**What is needed:** Pull each line holding the word "Research" from the data.

[Chart and figure data]
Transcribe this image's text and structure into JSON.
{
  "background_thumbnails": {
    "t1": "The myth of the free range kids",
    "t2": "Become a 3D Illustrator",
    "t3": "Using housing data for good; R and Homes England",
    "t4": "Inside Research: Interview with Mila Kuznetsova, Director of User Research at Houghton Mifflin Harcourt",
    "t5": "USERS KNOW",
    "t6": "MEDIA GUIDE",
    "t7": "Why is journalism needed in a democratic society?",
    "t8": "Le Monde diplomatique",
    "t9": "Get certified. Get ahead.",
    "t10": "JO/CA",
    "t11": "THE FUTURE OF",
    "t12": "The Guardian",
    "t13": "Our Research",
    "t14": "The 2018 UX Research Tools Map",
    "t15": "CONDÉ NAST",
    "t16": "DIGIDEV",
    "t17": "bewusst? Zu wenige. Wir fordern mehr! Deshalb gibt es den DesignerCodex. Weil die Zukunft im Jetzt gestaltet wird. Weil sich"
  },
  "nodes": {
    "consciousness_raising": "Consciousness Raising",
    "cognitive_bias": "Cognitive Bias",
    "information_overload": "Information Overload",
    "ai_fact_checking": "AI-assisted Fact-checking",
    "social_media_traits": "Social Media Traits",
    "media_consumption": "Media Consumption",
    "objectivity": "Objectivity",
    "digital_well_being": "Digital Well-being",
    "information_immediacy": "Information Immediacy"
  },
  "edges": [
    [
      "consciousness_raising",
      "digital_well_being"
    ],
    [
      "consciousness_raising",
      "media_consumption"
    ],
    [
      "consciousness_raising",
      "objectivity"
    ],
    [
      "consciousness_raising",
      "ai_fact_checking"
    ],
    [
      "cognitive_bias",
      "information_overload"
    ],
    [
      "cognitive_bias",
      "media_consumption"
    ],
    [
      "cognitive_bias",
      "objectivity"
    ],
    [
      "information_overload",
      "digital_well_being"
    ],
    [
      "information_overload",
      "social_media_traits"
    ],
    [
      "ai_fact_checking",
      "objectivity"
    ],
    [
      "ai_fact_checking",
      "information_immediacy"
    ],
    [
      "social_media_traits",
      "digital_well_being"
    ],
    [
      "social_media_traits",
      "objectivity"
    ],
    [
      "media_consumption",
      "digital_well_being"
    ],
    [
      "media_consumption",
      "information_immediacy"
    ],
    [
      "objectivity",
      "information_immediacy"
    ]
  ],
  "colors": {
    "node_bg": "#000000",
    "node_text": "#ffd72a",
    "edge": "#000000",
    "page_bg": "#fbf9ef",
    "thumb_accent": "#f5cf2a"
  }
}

**Response to this exercise:**
    "t4": "Inside Research: Interview with Mila Kuznetsova, Director of User Research at Houghton Mifflin Harcourt",
    "t13": "Our Research",
    "t14": "The 2018 UX Research Tools Map",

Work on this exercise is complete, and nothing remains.